Work instructions:
Which lines in the list below contain the string "plane"? Pick out and copy each of them.

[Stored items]
· · · · ·

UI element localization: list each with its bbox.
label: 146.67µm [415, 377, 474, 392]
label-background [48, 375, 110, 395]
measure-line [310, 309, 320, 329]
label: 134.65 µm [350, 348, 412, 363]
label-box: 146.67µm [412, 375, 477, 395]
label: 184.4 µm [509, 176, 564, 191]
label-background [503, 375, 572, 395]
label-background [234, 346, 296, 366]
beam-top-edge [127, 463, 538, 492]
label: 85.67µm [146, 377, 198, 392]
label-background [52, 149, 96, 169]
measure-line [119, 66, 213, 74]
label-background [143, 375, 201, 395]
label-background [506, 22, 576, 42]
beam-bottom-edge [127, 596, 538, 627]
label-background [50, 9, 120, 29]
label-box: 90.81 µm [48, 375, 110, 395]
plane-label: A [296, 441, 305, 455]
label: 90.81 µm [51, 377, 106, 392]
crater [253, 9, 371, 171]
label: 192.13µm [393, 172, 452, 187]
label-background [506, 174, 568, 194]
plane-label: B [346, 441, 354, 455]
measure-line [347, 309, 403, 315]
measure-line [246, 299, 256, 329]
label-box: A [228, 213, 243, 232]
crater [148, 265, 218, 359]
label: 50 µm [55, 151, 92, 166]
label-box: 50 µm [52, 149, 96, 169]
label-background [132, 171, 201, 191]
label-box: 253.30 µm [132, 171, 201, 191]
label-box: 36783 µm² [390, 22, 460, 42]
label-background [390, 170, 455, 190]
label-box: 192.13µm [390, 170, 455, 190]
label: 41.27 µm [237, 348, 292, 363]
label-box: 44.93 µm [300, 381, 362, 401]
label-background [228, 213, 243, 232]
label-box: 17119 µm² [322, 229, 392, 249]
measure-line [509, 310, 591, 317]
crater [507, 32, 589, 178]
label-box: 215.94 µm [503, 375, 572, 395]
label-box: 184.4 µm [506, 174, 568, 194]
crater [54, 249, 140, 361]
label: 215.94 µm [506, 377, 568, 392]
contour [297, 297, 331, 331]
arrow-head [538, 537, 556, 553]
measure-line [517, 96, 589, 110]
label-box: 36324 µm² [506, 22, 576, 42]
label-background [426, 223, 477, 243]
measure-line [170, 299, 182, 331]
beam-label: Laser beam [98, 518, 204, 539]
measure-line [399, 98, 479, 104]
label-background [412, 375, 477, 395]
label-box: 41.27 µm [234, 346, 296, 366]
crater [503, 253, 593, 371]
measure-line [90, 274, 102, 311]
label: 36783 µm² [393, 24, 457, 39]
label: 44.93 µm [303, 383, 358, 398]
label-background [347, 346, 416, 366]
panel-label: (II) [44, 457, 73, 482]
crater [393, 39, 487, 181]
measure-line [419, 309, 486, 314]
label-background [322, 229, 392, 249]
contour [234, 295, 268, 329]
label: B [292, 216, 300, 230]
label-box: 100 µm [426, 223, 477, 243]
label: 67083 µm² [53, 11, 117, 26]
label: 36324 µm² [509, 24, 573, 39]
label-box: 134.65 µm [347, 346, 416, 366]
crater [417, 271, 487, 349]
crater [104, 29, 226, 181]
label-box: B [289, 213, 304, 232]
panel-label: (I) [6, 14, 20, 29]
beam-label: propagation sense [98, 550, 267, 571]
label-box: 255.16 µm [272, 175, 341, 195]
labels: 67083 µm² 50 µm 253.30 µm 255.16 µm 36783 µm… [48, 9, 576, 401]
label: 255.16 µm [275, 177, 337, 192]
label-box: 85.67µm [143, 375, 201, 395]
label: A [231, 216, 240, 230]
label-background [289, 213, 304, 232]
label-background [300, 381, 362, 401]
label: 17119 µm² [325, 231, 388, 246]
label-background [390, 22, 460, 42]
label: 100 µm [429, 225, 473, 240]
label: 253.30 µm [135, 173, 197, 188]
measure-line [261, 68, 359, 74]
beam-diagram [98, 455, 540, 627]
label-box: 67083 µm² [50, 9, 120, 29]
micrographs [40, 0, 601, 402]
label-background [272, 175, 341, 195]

· · · · ·

Complete output:
plane-label: A [296, 441, 305, 455]
plane-label: B [346, 441, 354, 455]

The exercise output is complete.